• _Provided passage_:
Content starts

It’s rare to meet a traveller who has never been stopped and questioned by a customs official. Although customs screenings may be the cause of one or two hold-ups in our past, they are critical to our country’s security. Customs officers work to protect Canadians by ensuring visitors abide by the laws of the country, and do not attempt to bring restricted items into Canada. No risky item, no matter how small, escapes the scrutiny of a customs professional. Foods such as meat are constantly monitored and often barred from import into Canada because of the potential diseases it carries. Pests are also a big concern. High-risk plants – even a Christmas tree – will be confiscated at Canadian customs if they come from regions associated with high-risk insects.
Customs must also function as a preventative barrier against crimes like the illegal smuggling of drugs and alcohol, and firearms trafficking. Law enforcement colleges train customs officers how to make the correct judgements and take effective precautions when screening visitors entering our country. To get an idea of the scope and importance of this career, take a look at some of the daily duties of a customs officer in Canada.
Performing a Detailed Luggage Search
One of the basic duties of a customs officer is to search the luggage of travellers entering the country. Travellers may be coming in via airports, land borders or sea ports. A main reason for checking luggage is to ensure that no products banned in the country are allowed to breach our borders. An additional reason is to ensure that people are paying the appropriate taxes for items that exceed personal allowance guidelines. Many travellers are stopped and fined because they have neglected to declare certain possessions, including cash, on the forms provided for that very purpose. A graduate of dental school or practicing doctor is probably aware of pharmaceutical restrictions at customs – and it is common for travellers to have their medications confiscated for not carrying them in their original containers (or declaring them in full). An early childhood assistant should also be wary of certain items like baby walkers which are actually banned in Canada, although for the most part legal in the rest of the world.
Customs officers may also search ships, aircraft or vehicles to examine goods being taken into the country, and to check for smuggling. Smuggling in this case can include not only goods, but illegal immigrants.
Not only must customs officers screen for banned or smuggled items, they also must check travellers’ documents and passports to ensure no inadmissible person is being granted entry into the country. A customs officer may question a traveller on their immigration clearance, or whether they have any currency or cheques in their possession. For travellers who have been detained at customs, it is the job of the customs officer to question them. This could include asking about any illegal items they have tried to bring into the country, previous arrests, or any false claims they have made on their documents.
Making Arrests and Charges
In some cases, travellers coming through customs may already be wanted on outstanding charges in the country they are trying to enter. It is the job of a customs officer to identify these suspects and turn them over to the police. While awaiting additional law enforcement back-up, the customs officer is responsible for the arrest and detainment of anyone deemed to be high-risk to Canada’s security, or proven guilty of a recognized offence.

Content ends

• _Exercise goal_: According to the passage on customs officers in Canada, what item does it say is banned in Canada even though it is mostly legal elsewhere in the world?

• _Dataset extract_:
Content starts

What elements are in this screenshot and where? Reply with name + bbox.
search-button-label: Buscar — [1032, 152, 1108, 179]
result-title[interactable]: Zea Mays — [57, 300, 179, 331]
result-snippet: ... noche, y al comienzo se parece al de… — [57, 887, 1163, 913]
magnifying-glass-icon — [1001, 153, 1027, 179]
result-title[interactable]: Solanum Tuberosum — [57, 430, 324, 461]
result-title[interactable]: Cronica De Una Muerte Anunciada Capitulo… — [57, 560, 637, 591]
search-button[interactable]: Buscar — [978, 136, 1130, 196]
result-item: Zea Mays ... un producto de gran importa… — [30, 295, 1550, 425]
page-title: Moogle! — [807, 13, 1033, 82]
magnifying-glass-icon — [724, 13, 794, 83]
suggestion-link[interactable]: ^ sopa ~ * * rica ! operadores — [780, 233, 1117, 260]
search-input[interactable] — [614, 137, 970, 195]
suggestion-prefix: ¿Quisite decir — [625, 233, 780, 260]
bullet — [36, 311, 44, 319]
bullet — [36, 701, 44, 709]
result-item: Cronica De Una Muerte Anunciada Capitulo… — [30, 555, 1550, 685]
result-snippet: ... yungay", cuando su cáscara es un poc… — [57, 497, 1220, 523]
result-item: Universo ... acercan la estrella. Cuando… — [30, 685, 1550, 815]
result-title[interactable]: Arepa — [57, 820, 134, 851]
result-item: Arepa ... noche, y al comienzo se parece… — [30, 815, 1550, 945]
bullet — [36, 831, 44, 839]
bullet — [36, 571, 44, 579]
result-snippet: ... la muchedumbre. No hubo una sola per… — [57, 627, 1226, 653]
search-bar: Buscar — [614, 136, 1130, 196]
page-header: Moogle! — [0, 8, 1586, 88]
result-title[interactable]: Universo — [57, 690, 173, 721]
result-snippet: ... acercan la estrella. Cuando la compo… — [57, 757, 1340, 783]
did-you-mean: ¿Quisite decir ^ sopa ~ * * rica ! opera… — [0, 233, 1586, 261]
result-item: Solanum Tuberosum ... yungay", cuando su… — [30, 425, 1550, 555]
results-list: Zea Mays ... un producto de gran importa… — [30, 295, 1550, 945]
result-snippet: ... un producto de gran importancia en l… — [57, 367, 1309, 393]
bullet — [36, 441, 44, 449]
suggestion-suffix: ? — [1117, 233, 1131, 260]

Content ends

• _Response area_: Baby walkers.